-------- PROVIDED DATA
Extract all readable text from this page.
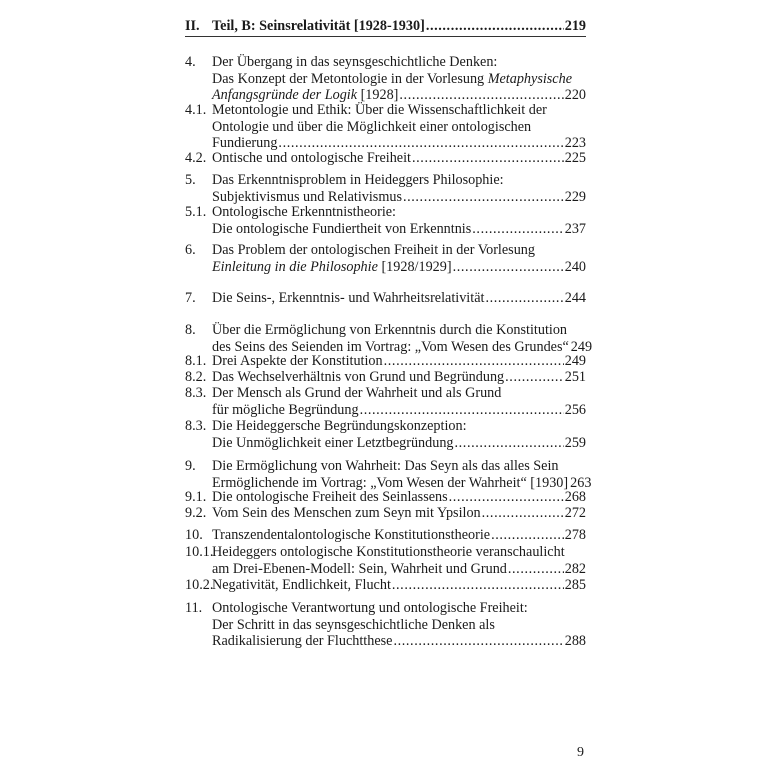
II. Teil, B: Seinsrelativität [1928-1930] .....	219
4.	Der Übergang in das seynsgeschichtliche Denken:
Das Konzept der Metontologie in der Vorlesung Metaphysische
Anfangsgründe der Logik [1928] .....	220
4.1. Metontologie und Ethik: Über die Wissenschaftlichkeit der
Ontologie und über die Möglichkeit einer ontologischen
Fundierung .....	223
4.2. Ontische und ontologische Freiheit .....	225
5.	Das Erkenntnisproblem in Heideggers Philosophie:
Subjektivismus und Relativismus .....	229
5.1. Ontologische Erkenntnistheorie:
Die ontologische Fundiertheit von Erkenntnis .....	237
6.	Das Problem der ontologischen Freiheit in der Vorlesung
Einleitung in die Philosophie [1928/1929] .....	240
7.	Die Seins-, Erkenntnis- und Wahrheitsrelativität .....	244
8.	Über die Ermöglichung von Erkenntnis durch die Konstitution
des Seins des Seienden im Vortrag: „Vom Wesen des Grundes“ 249
8.1. Drei Aspekte der Konstitution .....	249
8.2. Das Wechselverhältnis von Grund und Begründung .....	251
8.3. Der Mensch als Grund der Wahrheit und als Grund
für mögliche Begründung .....	256
8.3. Die Heideggersche Begründungskonzeption:
Die Unmöglichkeit einer Letztbegründung .....	259
9.	Die Ermöglichung von Wahrheit: Das Seyn als das alles Sein
Ermöglichende im Vortrag: „Vom Wesen der Wahrheit“ [1930] 263
9.1. Die ontologische Freiheit des Seinlassens .....	268
9.2. Vom Sein des Menschen zum Seyn mit Ypsilon .....	272
10. Transzendentalontologische Konstitutionstheorie .....	278
10.1.
Heideggers ontologische Konstitutionstheorie veranschaulicht
am Drei-Ebenen-Modell: Sein, Wahrheit und Grund .....	282
10.2.
Negativität, Endlichkeit, Flucht .....	285
11. Ontologische Verantwortung und ontologische Freiheit:
Der Schritt in das seynsgeschichtliche Denken als
Radikalisierung der Fluchtthese .....	288
9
----------------
WHAT TO DO ▸ Take the data above and repeat it exactly, leaving each picture out.

SOLVED EXERCISE ▸
Extract all readable text from this page.
II. Teil, B: Seinsrelativität [1928-1930] .....	219
4.	Der Übergang in das seynsgeschichtliche Denken:
Das Konzept der Metontologie in der Vorlesung Metaphysische
Anfangsgründe der Logik [1928] .....	220
4.1. Metontologie und Ethik: Über die Wissenschaftlichkeit der
Ontologie und über die Möglichkeit einer ontologischen
Fundierung .....	223
4.2. Ontische und ontologische Freiheit .....	225
5.	Das Erkenntnisproblem in Heideggers Philosophie:
Subjektivismus und Relativismus .....	229
5.1. Ontologische Erkenntnistheorie:
Die ontologische Fundiertheit von Erkenntnis .....	237
6.	Das Problem der ontologischen Freiheit in der Vorlesung
Einleitung in die Philosophie [1928/1929] .....	240
7.	Die Seins-, Erkenntnis- und Wahrheitsrelativität .....	244
8.	Über die Ermöglichung von Erkenntnis durch die Konstitution
des Seins des Seienden im Vortrag: „Vom Wesen des Grundes“ 249
8.1. Drei Aspekte der Konstitution .....	249
8.2. Das Wechselverhältnis von Grund und Begründung .....	251
8.3. Der Mensch als Grund der Wahrheit und als Grund
für mögliche Begründung .....	256
8.3. Die Heideggersche Begründungskonzeption:
Die Unmöglichkeit einer Letztbegründung .....	259
9.	Die Ermöglichung von Wahrheit: Das Seyn als das alles Sein
Ermöglichende im Vortrag: „Vom Wesen der Wahrheit“ [1930] 263
9.1. Die ontologische Freiheit des Seinlassens .....	268
9.2. Vom Sein des Menschen zum Seyn mit Ypsilon .....	272
10. Transzendentalontologische Konstitutionstheorie .....	278
10.1.
Heideggers ontologische Konstitutionstheorie veranschaulicht
am Drei-Ebenen-Modell: Sein, Wahrheit und Grund .....	282
10.2.
Negativität, Endlichkeit, Flucht .....	285
11. Ontologische Verantwortung und ontologische Freiheit:
Der Schritt in das seynsgeschichtliche Denken als
Radikalisierung der Fluchtthese .....	288
9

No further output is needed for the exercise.